**文本段落**:
------

整体二分

整体二分，就是对答案（权值）做CDQ分治。

有些问题会给出一些修改和一些询问，当可以通过二分后线性判定回答询问时，我们就可以将所有修改和询问放在一起二分，复杂度一般会将一个O(n)级别优化掉，这就是整体二分。

一般配合树状数组、线段树等数据结构，来替代树套树、KD-Tree等代码量和常数都较大的方法。

[BZOJ1901][Zju2112] Dynamic Rankings

动态区间第k小是整体二分最经典的应用。

#include<cstdio>
#include<algorithm>
#define rep(i,l,r) for (int i=(l); i<=(r); i++)

------

**所给材料**:
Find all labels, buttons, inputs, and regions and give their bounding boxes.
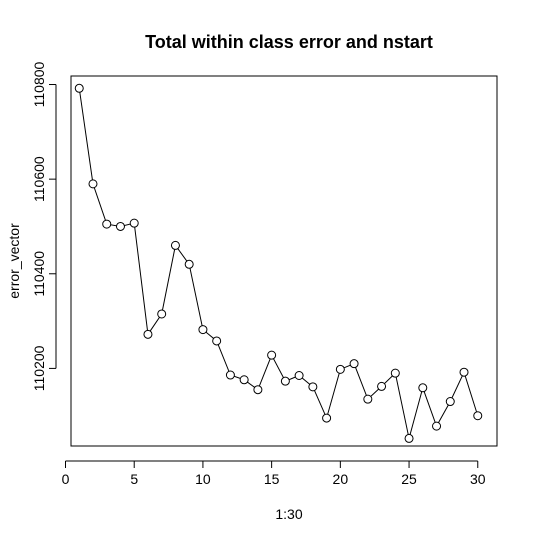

------

**练习说明**:
把关于整体二分的文本段落中介于“有些问题会给出一些修改和一些”和“i=(l); i<=(r); i++)”之间的部分（含这两处）重写一遍，并将其中的“树状数组”换成“平衡树”。 完成本练习时用不到所给材料。

**书面答案**:
有些问题会给出一些修改和一些询问，当可以通过二分后线性判定回答询问时，我们就可以将所有修改和询问放在一起二分，复杂度一般会将一个O(n)级别优化掉，这就是整体二分。

一般配合平衡树、线段树等数据结构，来替代树套树、KD-Tree等代码量和常数都较大的方法。

[BZOJ1901][Zju2112] Dynamic Rankings

动态区间第k小是整体二分最经典的应用。

#include<cstdio>
#include<algorithm>
#define rep(i,l,r) for (int i=(l); i<=(r); i++)